--- START OF Data rows ---

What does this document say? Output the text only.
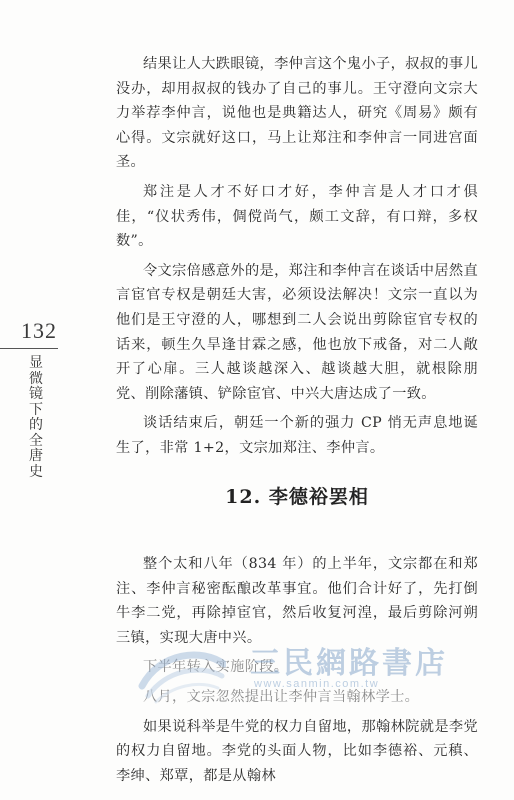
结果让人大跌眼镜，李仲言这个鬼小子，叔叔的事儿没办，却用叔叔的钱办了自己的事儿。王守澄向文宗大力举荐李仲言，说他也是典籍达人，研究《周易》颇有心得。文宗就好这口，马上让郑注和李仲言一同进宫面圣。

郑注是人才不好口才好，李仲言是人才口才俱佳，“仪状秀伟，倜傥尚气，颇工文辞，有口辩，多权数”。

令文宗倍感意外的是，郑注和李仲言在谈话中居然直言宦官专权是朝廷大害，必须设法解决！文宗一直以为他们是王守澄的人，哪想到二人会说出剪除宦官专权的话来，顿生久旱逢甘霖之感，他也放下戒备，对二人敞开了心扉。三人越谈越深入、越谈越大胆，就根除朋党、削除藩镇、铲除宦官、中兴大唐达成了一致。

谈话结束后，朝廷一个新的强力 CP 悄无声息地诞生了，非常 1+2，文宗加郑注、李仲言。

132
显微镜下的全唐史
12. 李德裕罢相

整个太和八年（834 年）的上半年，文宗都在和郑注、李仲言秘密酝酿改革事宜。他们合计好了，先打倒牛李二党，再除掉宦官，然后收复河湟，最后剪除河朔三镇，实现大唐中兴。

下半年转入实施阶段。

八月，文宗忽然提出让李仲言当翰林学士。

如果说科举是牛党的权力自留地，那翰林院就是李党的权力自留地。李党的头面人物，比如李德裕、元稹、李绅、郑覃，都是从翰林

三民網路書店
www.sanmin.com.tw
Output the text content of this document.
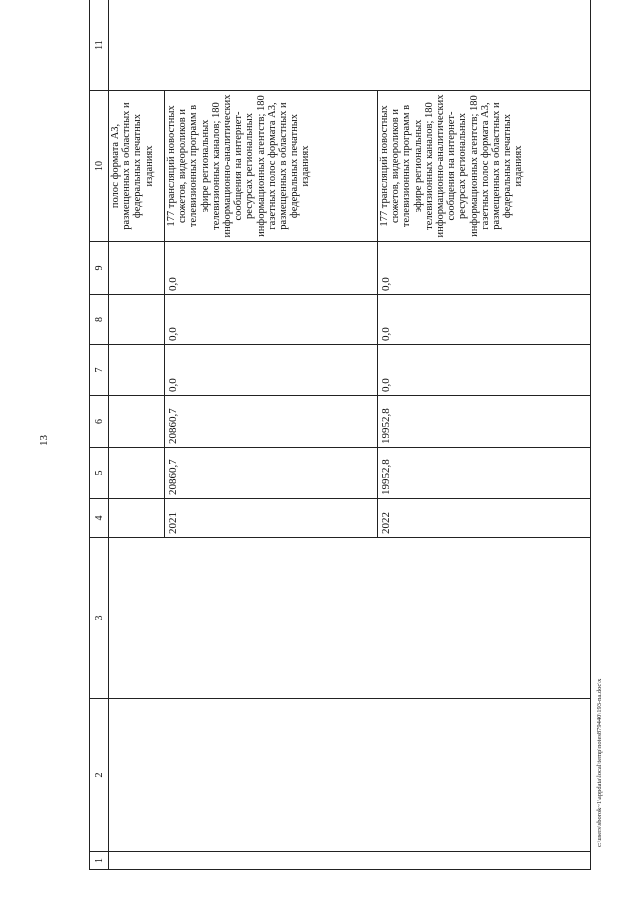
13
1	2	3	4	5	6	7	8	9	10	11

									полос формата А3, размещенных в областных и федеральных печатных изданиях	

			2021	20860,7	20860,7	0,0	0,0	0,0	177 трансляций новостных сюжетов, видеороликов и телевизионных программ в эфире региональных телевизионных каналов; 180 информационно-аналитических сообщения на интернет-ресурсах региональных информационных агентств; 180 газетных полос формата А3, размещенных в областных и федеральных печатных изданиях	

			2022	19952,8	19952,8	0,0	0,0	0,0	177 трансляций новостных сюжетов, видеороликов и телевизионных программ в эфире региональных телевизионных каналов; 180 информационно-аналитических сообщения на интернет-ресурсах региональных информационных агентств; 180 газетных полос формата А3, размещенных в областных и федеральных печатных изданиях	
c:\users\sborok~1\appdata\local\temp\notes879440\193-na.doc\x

--- END OF Data rows ---
--- START OF Data rows ---

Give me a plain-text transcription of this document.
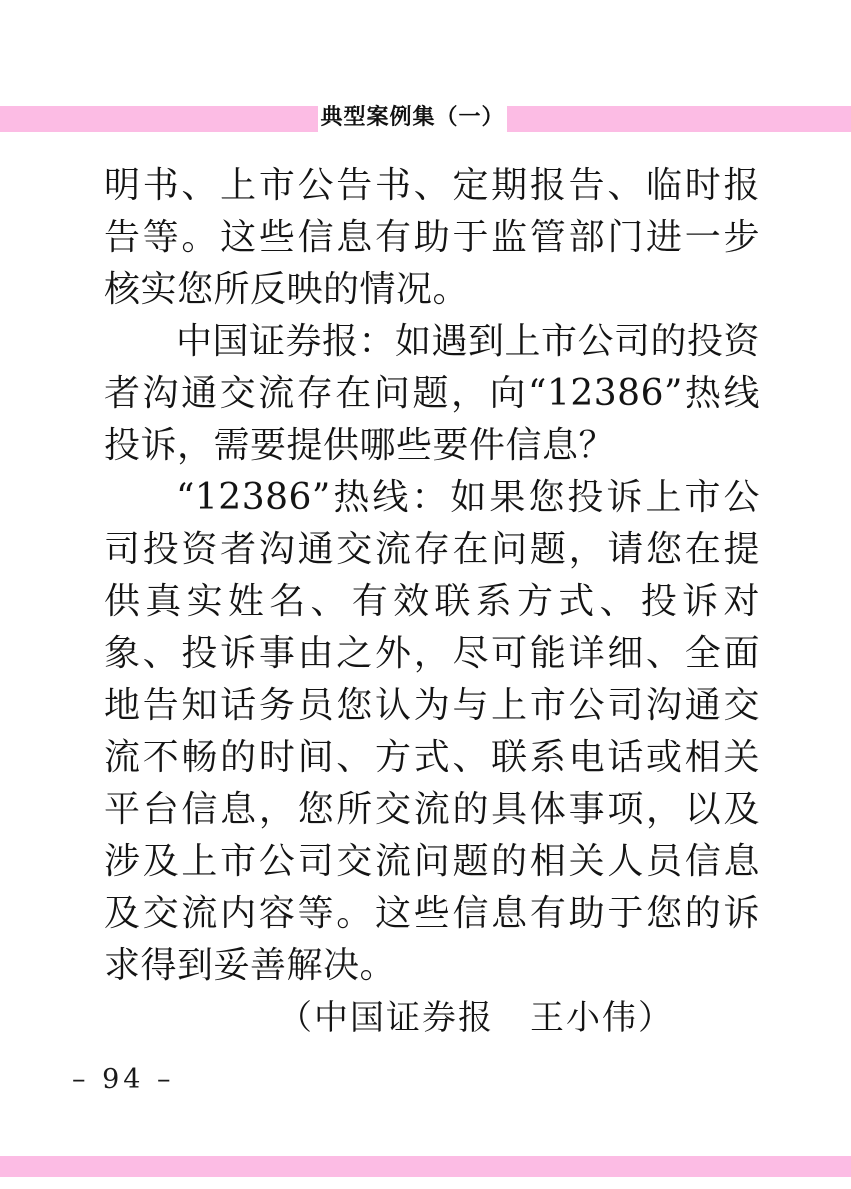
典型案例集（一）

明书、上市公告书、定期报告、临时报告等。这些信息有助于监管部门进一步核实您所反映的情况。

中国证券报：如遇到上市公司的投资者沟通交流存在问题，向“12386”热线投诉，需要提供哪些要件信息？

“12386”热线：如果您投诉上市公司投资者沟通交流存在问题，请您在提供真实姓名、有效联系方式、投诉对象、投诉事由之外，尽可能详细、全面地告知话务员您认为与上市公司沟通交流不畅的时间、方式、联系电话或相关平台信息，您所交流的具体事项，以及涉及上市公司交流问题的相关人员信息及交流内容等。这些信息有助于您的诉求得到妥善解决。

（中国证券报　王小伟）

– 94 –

--- END OF Data rows ---

**The exercise:**
Read the lines above. Gather those in which the string "this" is found.

**Written response:**
What does this document say? Output the text only.
Output the text content of this document.
Give me a plain-text transcription of this document.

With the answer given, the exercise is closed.